|This should tell you how good the stuff is - when I went to photograph it, this was all that was left.|
As Wild Colonial Grandfather would say, this one will put hairs on your chest. In relation to its mild modern equivalent, it is a second cousin, twice-removed, from the dodgy side of the family.
This is not a chutney that Stephanie Alexander would want to invite for high tea. This is a rough Colonial chutney and it will drink all your booze, spit on your floor, and steal your dog on the way out.
Though it does mellow with age, straight out of the gate it gives the impression that the world’s strongest flavours have met in your mouth to settle once and for all which is the toughest. For me, and anyone else who loves a kick in their condiments, this one is a real winner.
It livens up a bland dish like a stick of dynamite, and makes a truly mouth-watering glaze on roast meat or veg.
Of historical interest here is the authenticity of the recipe. Authenticity, in foodie terms, refers to how likely someone from the country of the dish’s origin would be to laugh in your face if you served it to them. Anyone who has been to a country Chinese restaurant and had “fried rice” consisting of mixed frozen vegetables boiled together with long grain rice would be forgiven for thinking that authentic multicultural food is a relatively new, urban phenomenon in Australia.
In reality, the Colonial period saw a brisk circulation of people, goods and ideas among the British colonies. Remember, this was the period when variants of the phrase “The Sun never sets on the British empire” had been so apt for so long that it was considered a cliché. Many colonists came by circuitous routes, such as my Cornish great-great-great uncle Henry Kneebone who arrived here after a thoroughly eventful stint in South Africa. Though there is some substitution of ingredients, this is very much a mid-19th century Bengali Chatni, right down to its intense saltiness and heat (both of which I have scaled down for Australian tastes – if you want the original, put in a whopping 60g of each).
In the flurry of nation-building gentrification, and homogenisation, that swept across Australia in the first half of the 20th century, many of these non-English parts of Australia’s history were written out of the national story. Let’s cook them back in.
If your ancestors took an interesting route here, and picked up anything interesting like this recipe along the way, I’d love to hear from you.
Here is the original recipe:
BENGAL CHUTNEE. - The following is an Indian recipe for chutney, generally thought very good: - In this country apples must be substituted for the mangoes, and 2oz. of pounded ginger for the green ginger mentioned in the recipe: - 4lb. good moist sugar, 2lb. salt, 2lb. garlic, 2lb. green ginger, 2lb. mustard, 2lb. raisins stoned, 2lb dried chillies, four bottles best vinegar, and sixty mangoes. The garlic, chillies, resins, &c., to be pounded together with the salt very fine; the sugar mixed with one bottle of vinegar and made into syrup. The mangoes, or apples, peeled, cut in slices, and boiled in the rest of the vinegar till soft. When cold, mix the whole well together, and bottle or put into pots.
RECIPES. (1869, March 6). The Australasian (Melbourne, Vic. : 1864 - 1946), p. 7.

Dataset excerpt —
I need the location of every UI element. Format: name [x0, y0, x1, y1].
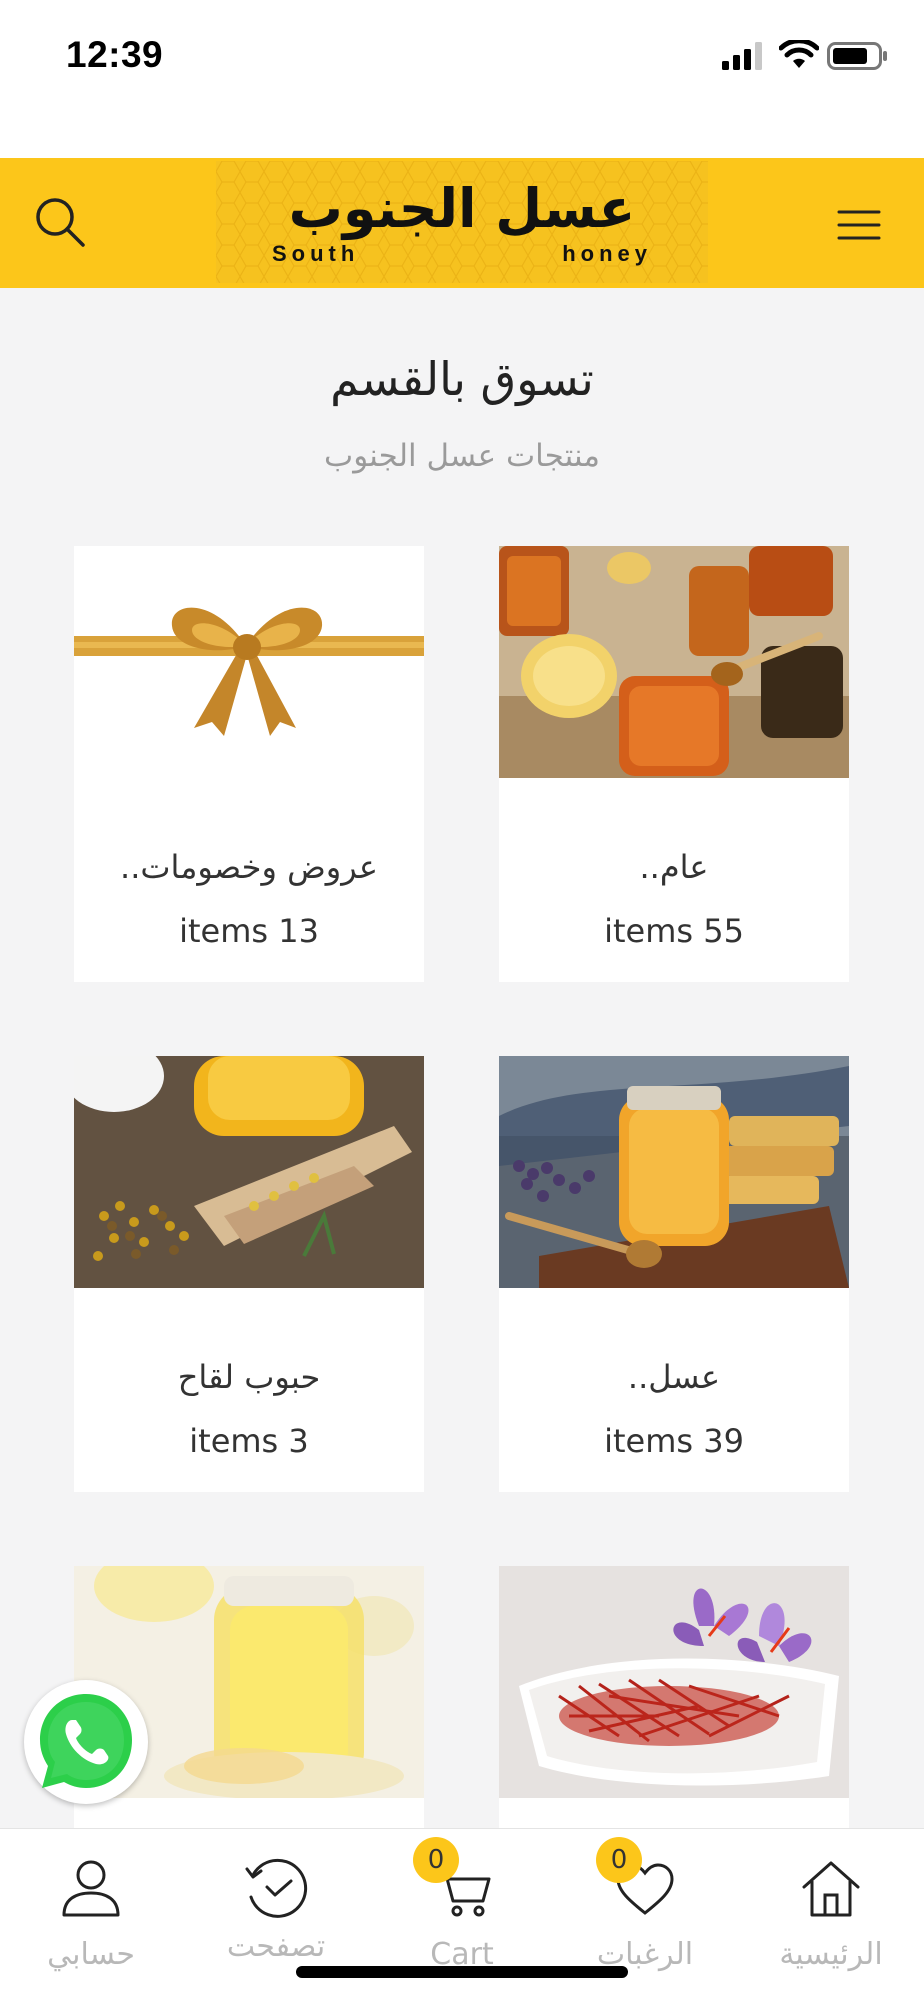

Required actions —
1. In the chutney post, what does the original recipe say should replace the mangoes in this country?
2. Rewrite the paragraph of the chutney post that begins "In reality, the Colonial period" as a short bulleted list, keeping its main facts.

Response list —
1. Apples.

2.
- In the Colonial period, people, goods and ideas circulated briskly among the British colonies, when variants of "The Sun never sets on the British empire" had long since become a cliché.
- Many colonists arrived by roundabout routes, such as the writer's Cornish great-great-great uncle Henry Kneebone, who came after an eventful stint in South Africa.
- Apart from some substituted ingredients, the chutney is essentially a mid-19th-century Bengali Chatni, down to its intense saltiness and heat.
- The writer reduced the salt and heat for Australian tastes. For the original, use 60g of each.